Direction
Transcribe every line exactly. Leave the pictures behind.
-------- Records for this exercise --------
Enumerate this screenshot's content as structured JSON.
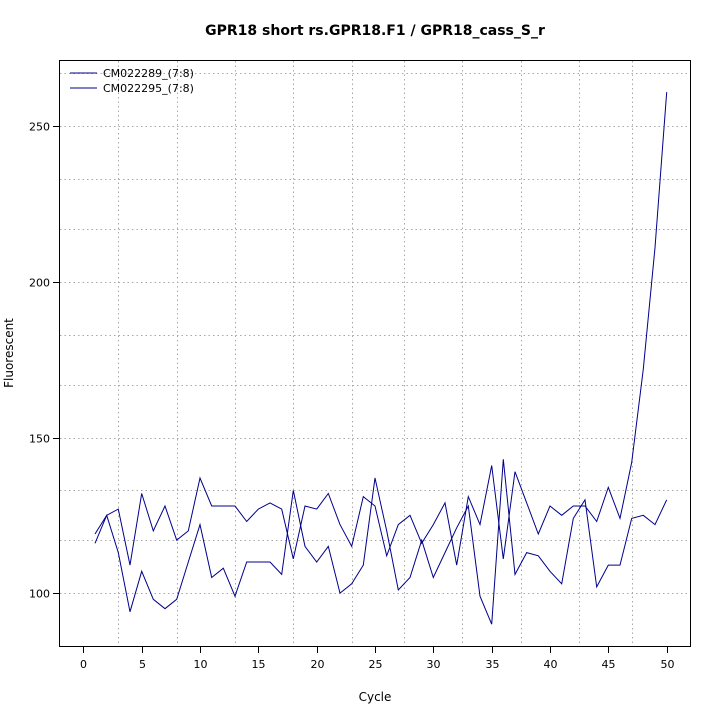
{
  "chart_data": {
    "type": "line",
    "title": "GPR18 short rs.GPR18.F1 / GPR18_cass_S_r",
    "xlabel": "Cycle",
    "ylabel": "Fluorescent",
    "xlim": [
      -2,
      52
    ],
    "ylim": [
      83,
      271
    ],
    "x_ticks": [
      0,
      5,
      10,
      15,
      20,
      25,
      30,
      35,
      40,
      45,
      50
    ],
    "y_ticks": [
      100,
      150,
      200,
      250
    ],
    "x_grid": [
      3,
      8,
      13,
      18,
      23,
      27.5,
      32.5,
      37.5,
      42.5,
      47
    ],
    "y_grid": [
      100,
      117,
      133,
      150,
      167,
      183,
      200,
      217,
      233,
      250,
      267
    ],
    "grid": true,
    "legend_position": "top-left",
    "x": [
      1,
      2,
      3,
      4,
      5,
      6,
      7,
      8,
      9,
      10,
      11,
      12,
      13,
      14,
      15,
      16,
      17,
      18,
      19,
      20,
      21,
      22,
      23,
      24,
      25,
      26,
      27,
      28,
      29,
      30,
      31,
      32,
      33,
      34,
      35,
      36,
      37,
      38,
      39,
      40,
      41,
      42,
      43,
      44,
      45,
      46,
      47,
      48,
      49,
      50
    ],
    "series": [
      {
        "name": "CM022289_(7:8)",
        "color": "#00008b",
        "values": [
          116,
          125,
          127,
          109,
          132,
          120,
          128,
          117,
          120,
          137,
          128,
          128,
          128,
          123,
          127,
          129,
          127,
          111,
          128,
          127,
          132,
          122,
          115,
          131,
          128,
          112,
          122,
          125,
          116,
          122,
          129,
          109,
          131,
          122,
          141,
          111,
          139,
          129,
          119,
          128,
          125,
          128,
          128,
          123,
          134,
          124,
          142,
          172,
          211,
          261
        ]
      },
      {
        "name": "CM022295_(7:8)",
        "color": "#00008b",
        "values": [
          119,
          125,
          113,
          94,
          107,
          98,
          95,
          98,
          110,
          122,
          105,
          108,
          99,
          110,
          110,
          110,
          106,
          133,
          115,
          110,
          115,
          100,
          103,
          109,
          137,
          120,
          101,
          105,
          117,
          105,
          113,
          121,
          128,
          99,
          90,
          143,
          106,
          113,
          112,
          107,
          103,
          124,
          130,
          102,
          109,
          109,
          124,
          125,
          122,
          130
        ]
      }
    ]
  }
}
--------
Output
Enumerate this screenshot's content as structured JSON.
{
  "chart_data": {
    "type": "line",
    "title": "GPR18 short rs.GPR18.F1 / GPR18_cass_S_r",
    "xlabel": "Cycle",
    "ylabel": "Fluorescent",
    "xlim": [
      -2,
      52
    ],
    "ylim": [
      83,
      271
    ],
    "x_ticks": [
      0,
      5,
      10,
      15,
      20,
      25,
      30,
      35,
      40,
      45,
      50
    ],
    "y_ticks": [
      100,
      150,
      200,
      250
    ],
    "x_grid": [
      3,
      8,
      13,
      18,
      23,
      27.5,
      32.5,
      37.5,
      42.5,
      47
    ],
    "y_grid": [
      100,
      117,
      133,
      150,
      167,
      183,
      200,
      217,
      233,
      250,
      267
    ],
    "grid": true,
    "legend_position": "top-left",
    "x": [
      1,
      2,
      3,
      4,
      5,
      6,
      7,
      8,
      9,
      10,
      11,
      12,
      13,
      14,
      15,
      16,
      17,
      18,
      19,
      20,
      21,
      22,
      23,
      24,
      25,
      26,
      27,
      28,
      29,
      30,
      31,
      32,
      33,
      34,
      35,
      36,
      37,
      38,
      39,
      40,
      41,
      42,
      43,
      44,
      45,
      46,
      47,
      48,
      49,
      50
    ],
    "series": [
      {
        "name": "CM022289_(7:8)",
        "color": "#00008b",
        "values": [
          116,
          125,
          127,
          109,
          132,
          120,
          128,
          117,
          120,
          137,
          128,
          128,
          128,
          123,
          127,
          129,
          127,
          111,
          128,
          127,
          132,
          122,
          115,
          131,
          128,
          112,
          122,
          125,
          116,
          122,
          129,
          109,
          131,
          122,
          141,
          111,
          139,
          129,
          119,
          128,
          125,
          128,
          128,
          123,
          134,
          124,
          142,
          172,
          211,
          261
        ]
      },
      {
        "name": "CM022295_(7:8)",
        "color": "#00008b",
        "values": [
          119,
          125,
          113,
          94,
          107,
          98,
          95,
          98,
          110,
          122,
          105,
          108,
          99,
          110,
          110,
          110,
          106,
          133,
          115,
          110,
          115,
          100,
          103,
          109,
          137,
          120,
          101,
          105,
          117,
          105,
          113,
          121,
          128,
          99,
          90,
          143,
          106,
          113,
          112,
          107,
          103,
          124,
          130,
          102,
          109,
          109,
          124,
          125,
          122,
          130
        ]
      }
    ]
  }
}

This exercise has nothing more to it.